WHAT YOU SHOULD DO => What follows is a listing; give it again exactly, in its entirety.
───── MATERIALS PROVIDED ─────
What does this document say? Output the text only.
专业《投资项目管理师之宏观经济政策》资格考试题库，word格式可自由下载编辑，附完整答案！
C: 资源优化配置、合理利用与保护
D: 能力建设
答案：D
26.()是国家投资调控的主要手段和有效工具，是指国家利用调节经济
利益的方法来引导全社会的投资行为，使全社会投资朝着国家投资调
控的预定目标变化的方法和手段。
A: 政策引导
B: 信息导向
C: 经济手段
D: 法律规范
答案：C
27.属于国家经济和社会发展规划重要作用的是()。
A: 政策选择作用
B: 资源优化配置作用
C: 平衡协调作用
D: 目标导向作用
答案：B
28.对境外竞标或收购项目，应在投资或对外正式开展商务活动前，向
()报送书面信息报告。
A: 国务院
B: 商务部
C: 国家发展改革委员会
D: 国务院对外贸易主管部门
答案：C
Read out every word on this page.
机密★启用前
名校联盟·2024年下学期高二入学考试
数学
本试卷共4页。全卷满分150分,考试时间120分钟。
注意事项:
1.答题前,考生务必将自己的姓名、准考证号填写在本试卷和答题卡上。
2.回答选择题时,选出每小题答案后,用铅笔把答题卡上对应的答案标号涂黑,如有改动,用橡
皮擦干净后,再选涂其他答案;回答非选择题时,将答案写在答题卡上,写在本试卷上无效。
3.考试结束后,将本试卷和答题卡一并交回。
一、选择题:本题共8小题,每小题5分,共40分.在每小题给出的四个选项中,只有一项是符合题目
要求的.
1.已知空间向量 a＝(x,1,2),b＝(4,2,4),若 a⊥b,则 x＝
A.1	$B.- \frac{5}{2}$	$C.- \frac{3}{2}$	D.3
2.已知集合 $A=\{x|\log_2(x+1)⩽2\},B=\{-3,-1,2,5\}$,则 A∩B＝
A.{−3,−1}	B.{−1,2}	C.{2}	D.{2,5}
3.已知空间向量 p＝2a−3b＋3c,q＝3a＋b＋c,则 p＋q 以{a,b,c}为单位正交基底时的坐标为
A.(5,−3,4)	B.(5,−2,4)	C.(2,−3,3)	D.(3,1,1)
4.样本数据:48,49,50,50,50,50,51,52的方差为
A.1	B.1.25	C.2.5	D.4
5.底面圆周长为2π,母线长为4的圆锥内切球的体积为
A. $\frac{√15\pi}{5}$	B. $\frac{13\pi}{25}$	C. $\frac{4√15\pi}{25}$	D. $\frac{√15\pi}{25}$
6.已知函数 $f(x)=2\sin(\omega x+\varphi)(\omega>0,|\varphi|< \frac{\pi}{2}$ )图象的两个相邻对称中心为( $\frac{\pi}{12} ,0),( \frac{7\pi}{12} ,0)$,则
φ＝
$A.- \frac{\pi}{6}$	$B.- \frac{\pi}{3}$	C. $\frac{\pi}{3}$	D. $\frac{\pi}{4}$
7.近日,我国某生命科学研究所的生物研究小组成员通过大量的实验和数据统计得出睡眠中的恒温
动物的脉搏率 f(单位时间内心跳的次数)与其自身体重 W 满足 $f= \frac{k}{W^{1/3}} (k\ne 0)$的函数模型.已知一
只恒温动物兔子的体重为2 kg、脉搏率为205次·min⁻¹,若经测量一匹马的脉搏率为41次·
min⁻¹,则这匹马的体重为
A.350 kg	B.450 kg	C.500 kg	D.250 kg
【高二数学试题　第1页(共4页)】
─────
OUTPUT FOR THIS TASK =>
What does this document say? Output the text only.
专业《投资项目管理师之宏观经济政策》资格考试题库，word格式可自由下载编辑，附完整答案！
C: 资源优化配置、合理利用与保护
D: 能力建设
答案：D
26.()是国家投资调控的主要手段和有效工具，是指国家利用调节经济
利益的方法来引导全社会的投资行为，使全社会投资朝着国家投资调
控的预定目标变化的方法和手段。
A: 政策引导
B: 信息导向
C: 经济手段
D: 法律规范
答案：C
27.属于国家经济和社会发展规划重要作用的是()。
A: 政策选择作用
B: 资源优化配置作用
C: 平衡协调作用
D: 目标导向作用
答案：B
28.对境外竞标或收购项目，应在投资或对外正式开展商务活动前，向
()报送书面信息报告。
A: 国务院
B: 商务部
C: 国家发展改革委员会
D: 国务院对外贸易主管部门
答案：C
Read out every word on this page.
机密★启用前
名校联盟·2024年下学期高二入学考试
数学
本试卷共4页。全卷满分150分,考试时间120分钟。
注意事项:
1.答题前,考生务必将自己的姓名、准考证号填写在本试卷和答题卡上。
2.回答选择题时,选出每小题答案后,用铅笔把答题卡上对应的答案标号涂黑,如有改动,用橡
皮擦干净后,再选涂其他答案;回答非选择题时,将答案写在答题卡上,写在本试卷上无效。
3.考试结束后,将本试卷和答题卡一并交回。
一、选择题:本题共8小题,每小题5分,共40分.在每小题给出的四个选项中,只有一项是符合题目
要求的.
1.已知空间向量 a＝(x,1,2),b＝(4,2,4),若 a⊥b,则 x＝
A.1	$B.- \frac{5}{2}$	$C.- \frac{3}{2}$	D.3
2.已知集合 $A=\{x|\log_2(x+1)⩽2\},B=\{-3,-1,2,5\}$,则 A∩B＝
A.{−3,−1}	B.{−1,2}	C.{2}	D.{2,5}
3.已知空间向量 p＝2a−3b＋3c,q＝3a＋b＋c,则 p＋q 以{a,b,c}为单位正交基底时的坐标为
A.(5,−3,4)	B.(5,−2,4)	C.(2,−3,3)	D.(3,1,1)
4.样本数据:48,49,50,50,50,50,51,52的方差为
A.1	B.1.25	C.2.5	D.4
5.底面圆周长为2π,母线长为4的圆锥内切球的体积为
A. $\frac{√15\pi}{5}$	B. $\frac{13\pi}{25}$	C. $\frac{4√15\pi}{25}$	D. $\frac{√15\pi}{25}$
6.已知函数 $f(x)=2\sin(\omega x+\varphi)(\omega>0,|\varphi|< \frac{\pi}{2}$ )图象的两个相邻对称中心为( $\frac{\pi}{12} ,0),( \frac{7\pi}{12} ,0)$,则
φ＝
$A.- \frac{\pi}{6}$	$B.- \frac{\pi}{3}$	C. $\frac{\pi}{3}$	D. $\frac{\pi}{4}$
7.近日,我国某生命科学研究所的生物研究小组成员通过大量的实验和数据统计得出睡眠中的恒温
动物的脉搏率 f(单位时间内心跳的次数)与其自身体重 W 满足 $f= \frac{k}{W^{1/3}} (k\ne 0)$的函数模型.已知一
只恒温动物兔子的体重为2 kg、脉搏率为205次·min⁻¹,若经测量一匹马的脉搏率为41次·
min⁻¹,则这匹马的体重为
A.350 kg	B.450 kg	C.500 kg	D.250 kg
【高二数学试题　第1页(共4页)】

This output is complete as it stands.